Task objective
A line counts if it contains the string "this"; say how many such lines there are, giving only the number.
-- Start Task data --
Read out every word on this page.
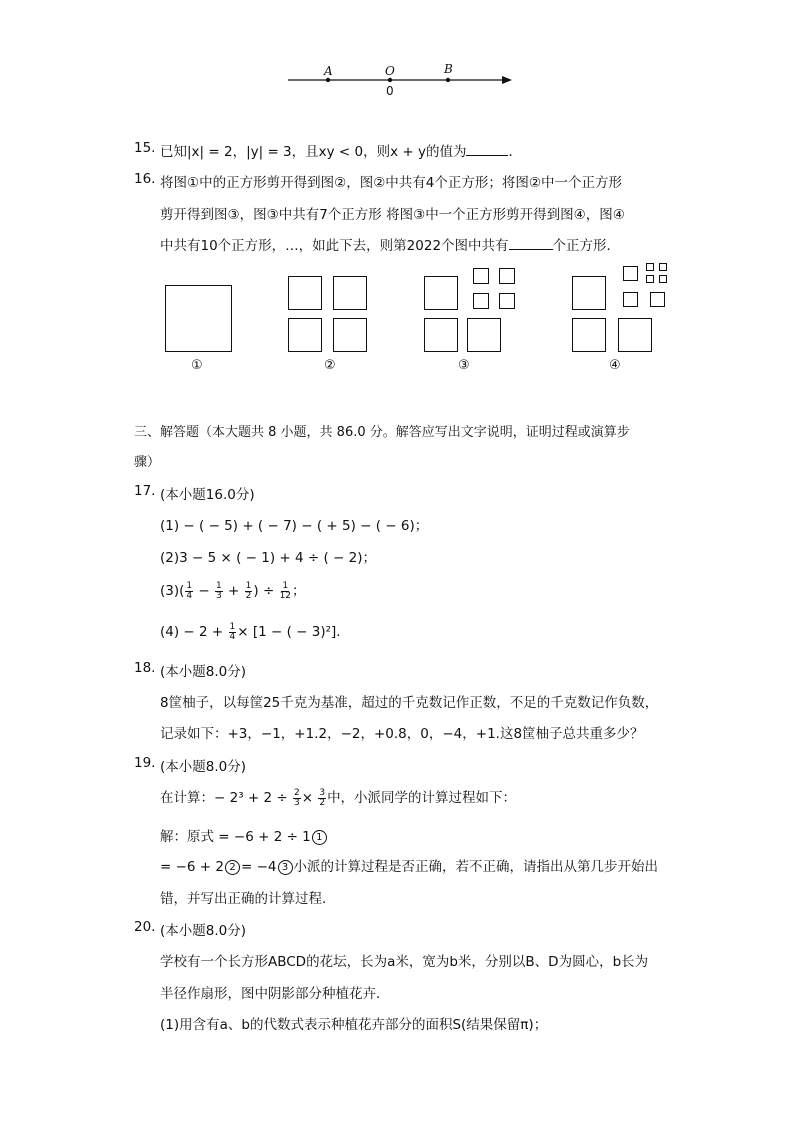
A	O	B
0
15. 已知|x| = 2，|y| = 3，且xy < 0，则x + y的值为	．
16. 将图①中的正方形剪开得到图②，图②中共有4个正方形；将图②中一个正方形
剪开得到图③，图③中共有7个正方形 将图③中一个正方形剪开得到图④，图④
中共有10个正方形，…，如此下去，则第2022个图中共有	个正方形．
①	②	③	④
三、解答题（本大题共 8 小题，共 86.0 分。解答应写出文字说明，证明过程或演算步
骤）
17. (本小题16.0分)
(1) − ( − 5) + ( − 7) − ( + 5) − ( − 6)；
(2)3 − 5 × ( − 1) + 4 ÷ ( − 2)；
$(3)( \frac{1}{4} - \frac{1}{3} + \frac{1}{2}$ ) ÷ $\frac{1}{12}$ ；
$(4) - 2 + \frac{1}{4} \times [1$ − ( − 3)²]．
18. (本小题8.0分)
8筐柚子，以每筐25千克为基准，超过的千克数记作正数，不足的千克数记作负数，
记录如下：+3，−1，+1.2，−2，+0.8，0，−4，+1.这8筐柚子总共重多少？
19. (本小题8.0分)
在计算：− $2^3 + 2 \div \frac{2}{3} \times \frac{3}{2}$ 中，小派同学的计算过程如下：
解：原式 = −6 + 2 ÷ 1 1
= −6 + 2 2 = −4 3 小派的计算过程是否正确，若不正确，请指出从第几步开始出
错，并写出正确的计算过程．
20. (本小题8.0分)
学校有一个长方形ABCD的花坛，长为a米，宽为b米，分别以B、D为圆心，b长为
半径作扇形，图中阴影部分种植花卉．
(1)用含有a、b的代数式表示种植花卉部分的面积S(结果保留π)；
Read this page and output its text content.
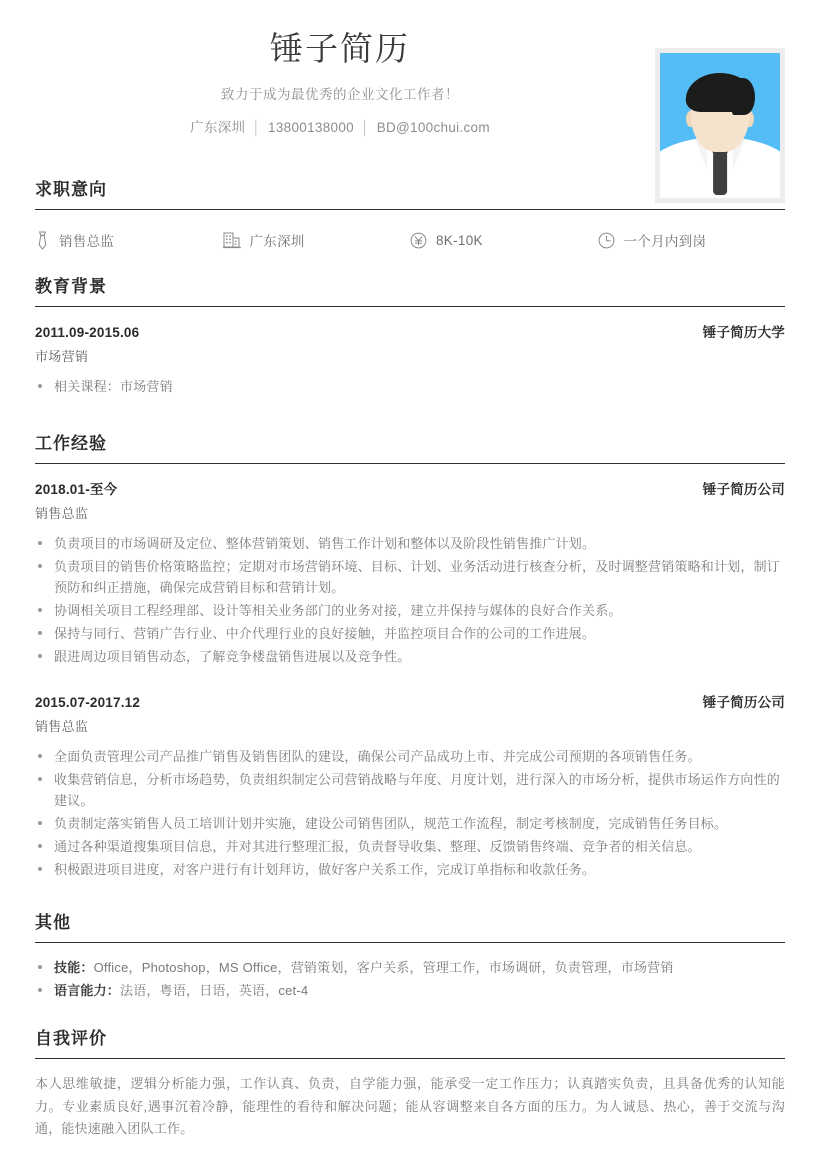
锤子简历

致力于成为最优秀的企业文化工作者！

广东深圳 │ 13800138000 │ BD@100chui.com
求职意向
销售总监	广东深圳	8K-10K	一个月内到岗
教育背景
2011.09-2015.06	锤子简历大学
市场营销
相关课程：市场营销
工作经验
2018.01-至今	锤子简历公司
销售总监
负责项目的市场调研及定位、整体营销策划、销售工作计划和整体以及阶段性销售推广计划。
负责项目的销售价格策略监控；定期对市场营销环境、目标、计划、业务活动进行核查分析，及时调整营销策略和计划，制订预防和纠正措施，确保完成营销目标和营销计划。
协调相关项目工程经理部、设计等相关业务部门的业务对接，建立并保持与媒体的良好合作关系。
保持与同行、营销广告行业、中介代理行业的良好接触，并监控项目合作的公司的工作进展。
跟进周边项目销售动态，了解竞争楼盘销售进展以及竞争性。
2015.07-2017.12	锤子简历公司
销售总监
全面负责管理公司产品推广销售及销售团队的建设，确保公司产品成功上市、并完成公司预期的各项销售任务。
收集营销信息，分析市场趋势，负责组织制定公司营销战略与年度、月度计划，进行深入的市场分析，提供市场运作方向性的建议。
负责制定落实销售人员工培训计划并实施，建设公司销售团队，规范工作流程，制定考核制度，完成销售任务目标。
通过各种渠道搜集项目信息，并对其进行整理汇报，负责督导收集、整理、反馈销售终端、竞争者的相关信息。
积极跟进项目进度，对客户进行有计划拜访，做好客户关系工作，完成订单指标和收款任务。
其他
技能：Office，Photoshop，MS Office，营销策划，客户关系，管理工作，市场调研，负责管理，市场营销
语言能力：法语，粤语，日语，英语，cet-4
自我评价

本人思维敏捷，逻辑分析能力强，工作认真、负责，自学能力强，能承受一定工作压力；认真踏实负责，且具备优秀的认知能力。专业素质良好,遇事沉着冷静，能理性的看待和解决问题；能从容调整来自各方面的压力。为人诚恳、热心，善于交流与沟通，能快速融入团队工作。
-- End Task data --
Written answer
2